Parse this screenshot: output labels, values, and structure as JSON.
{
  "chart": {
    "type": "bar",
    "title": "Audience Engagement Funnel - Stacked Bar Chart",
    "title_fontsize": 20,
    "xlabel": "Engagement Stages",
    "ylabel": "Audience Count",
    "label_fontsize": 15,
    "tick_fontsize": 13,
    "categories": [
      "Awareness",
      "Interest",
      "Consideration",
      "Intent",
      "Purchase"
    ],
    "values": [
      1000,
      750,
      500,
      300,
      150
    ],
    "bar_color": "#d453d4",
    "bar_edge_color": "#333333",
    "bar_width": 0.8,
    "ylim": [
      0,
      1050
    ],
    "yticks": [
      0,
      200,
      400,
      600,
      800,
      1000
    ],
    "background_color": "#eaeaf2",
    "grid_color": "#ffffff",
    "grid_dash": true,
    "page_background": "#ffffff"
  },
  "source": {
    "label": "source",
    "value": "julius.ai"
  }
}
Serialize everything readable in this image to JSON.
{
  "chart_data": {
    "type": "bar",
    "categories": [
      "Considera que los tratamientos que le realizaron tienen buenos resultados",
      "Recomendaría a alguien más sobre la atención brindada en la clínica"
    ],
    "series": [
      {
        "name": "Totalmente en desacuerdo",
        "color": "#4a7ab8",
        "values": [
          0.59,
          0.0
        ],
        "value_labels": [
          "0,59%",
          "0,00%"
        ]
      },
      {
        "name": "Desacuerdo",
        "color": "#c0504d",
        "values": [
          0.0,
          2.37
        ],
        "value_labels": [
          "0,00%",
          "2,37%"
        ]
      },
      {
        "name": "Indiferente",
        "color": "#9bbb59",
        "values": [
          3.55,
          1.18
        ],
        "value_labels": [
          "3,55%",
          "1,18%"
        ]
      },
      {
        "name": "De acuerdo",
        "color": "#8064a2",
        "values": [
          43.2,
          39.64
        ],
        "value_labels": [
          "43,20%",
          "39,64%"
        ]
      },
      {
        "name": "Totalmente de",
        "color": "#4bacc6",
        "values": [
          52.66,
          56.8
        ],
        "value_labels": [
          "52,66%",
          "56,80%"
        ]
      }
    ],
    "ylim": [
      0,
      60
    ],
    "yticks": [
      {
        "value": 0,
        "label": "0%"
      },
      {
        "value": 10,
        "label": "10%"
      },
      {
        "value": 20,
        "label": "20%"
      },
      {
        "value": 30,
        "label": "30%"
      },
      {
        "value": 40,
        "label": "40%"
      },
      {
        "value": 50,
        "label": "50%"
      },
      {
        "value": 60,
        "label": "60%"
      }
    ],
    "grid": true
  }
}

DIRECTIONS FOR THIS TASK ▸ Print the listing above in full, exactly as it is.

ANSWER TO THIS PROBLEM ▸
Parse this screenshot: output labels, values, and structure as JSON.
{
  "chart": {
    "type": "bar",
    "title": "Audience Engagement Funnel - Stacked Bar Chart",
    "title_fontsize": 20,
    "xlabel": "Engagement Stages",
    "ylabel": "Audience Count",
    "label_fontsize": 15,
    "tick_fontsize": 13,
    "categories": [
      "Awareness",
      "Interest",
      "Consideration",
      "Intent",
      "Purchase"
    ],
    "values": [
      1000,
      750,
      500,
      300,
      150
    ],
    "bar_color": "#d453d4",
    "bar_edge_color": "#333333",
    "bar_width": 0.8,
    "ylim": [
      0,
      1050
    ],
    "yticks": [
      0,
      200,
      400,
      600,
      800,
      1000
    ],
    "background_color": "#eaeaf2",
    "grid_color": "#ffffff",
    "grid_dash": true,
    "page_background": "#ffffff"
  },
  "source": {
    "label": "source",
    "value": "julius.ai"
  }
}
Serialize everything readable in this image to JSON.
{
  "chart_data": {
    "type": "bar",
    "categories": [
      "Considera que los tratamientos que le realizaron tienen buenos resultados",
      "Recomendaría a alguien más sobre la atención brindada en la clínica"
    ],
    "series": [
      {
        "name": "Totalmente en desacuerdo",
        "color": "#4a7ab8",
        "values": [
          0.59,
          0.0
        ],
        "value_labels": [
          "0,59%",
          "0,00%"
        ]
      },
      {
        "name": "Desacuerdo",
        "color": "#c0504d",
        "values": [
          0.0,
          2.37
        ],
        "value_labels": [
          "0,00%",
          "2,37%"
        ]
      },
      {
        "name": "Indiferente",
        "color": "#9bbb59",
        "values": [
          3.55,
          1.18
        ],
        "value_labels": [
          "3,55%",
          "1,18%"
        ]
      },
      {
        "name": "De acuerdo",
        "color": "#8064a2",
        "values": [
          43.2,
          39.64
        ],
        "value_labels": [
          "43,20%",
          "39,64%"
        ]
      },
      {
        "name": "Totalmente de",
        "color": "#4bacc6",
        "values": [
          52.66,
          56.8
        ],
        "value_labels": [
          "52,66%",
          "56,80%"
        ]
      }
    ],
    "ylim": [
      0,
      60
    ],
    "yticks": [
      {
        "value": 0,
        "label": "0%"
      },
      {
        "value": 10,
        "label": "10%"
      },
      {
        "value": 20,
        "label": "20%"
      },
      {
        "value": 30,
        "label": "30%"
      },
      {
        "value": 40,
        "label": "40%"
      },
      {
        "value": 50,
        "label": "50%"
      },
      {
        "value": 60,
        "label": "60%"
      }
    ],
    "grid": true
  }
}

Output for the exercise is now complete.